→ WHAT IS NEEDED:
Type out the data exactly as given. Skip any image.

* START *

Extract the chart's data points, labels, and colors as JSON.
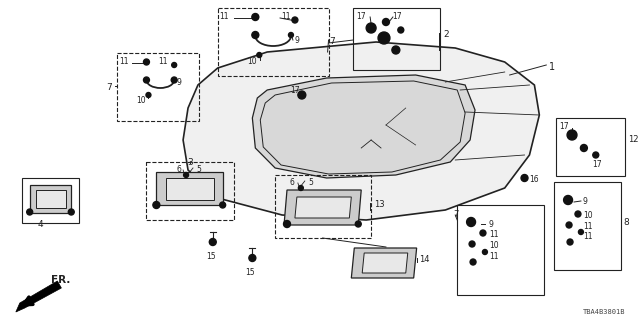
{
  "diagram_code": "TBA4B3801B",
  "bg_color": "#ffffff",
  "lc": "#222222"
}
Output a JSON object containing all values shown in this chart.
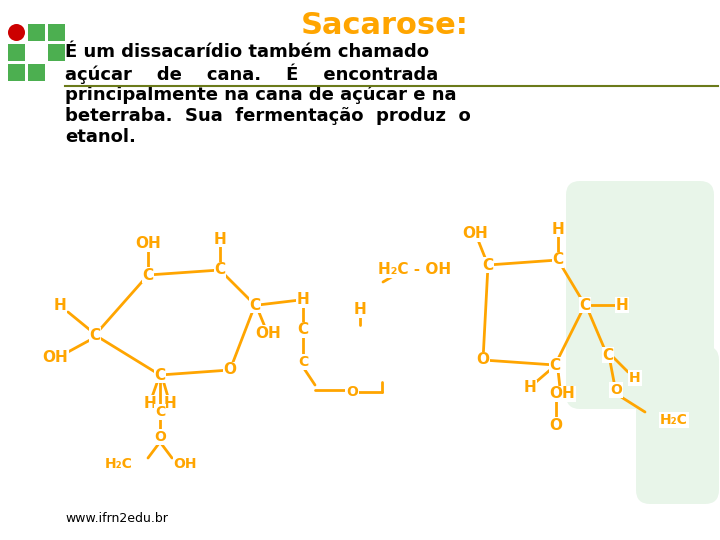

* END *

→ TASK RESPONSE:
Extract the chart's data points, labels, and colors as JSON.
{
  "diagram_code": "TBA4B3801B",
  "bg_color": "#ffffff",
  "lc": "#222222"
}
Output a JSON object containing all values shown in this chart.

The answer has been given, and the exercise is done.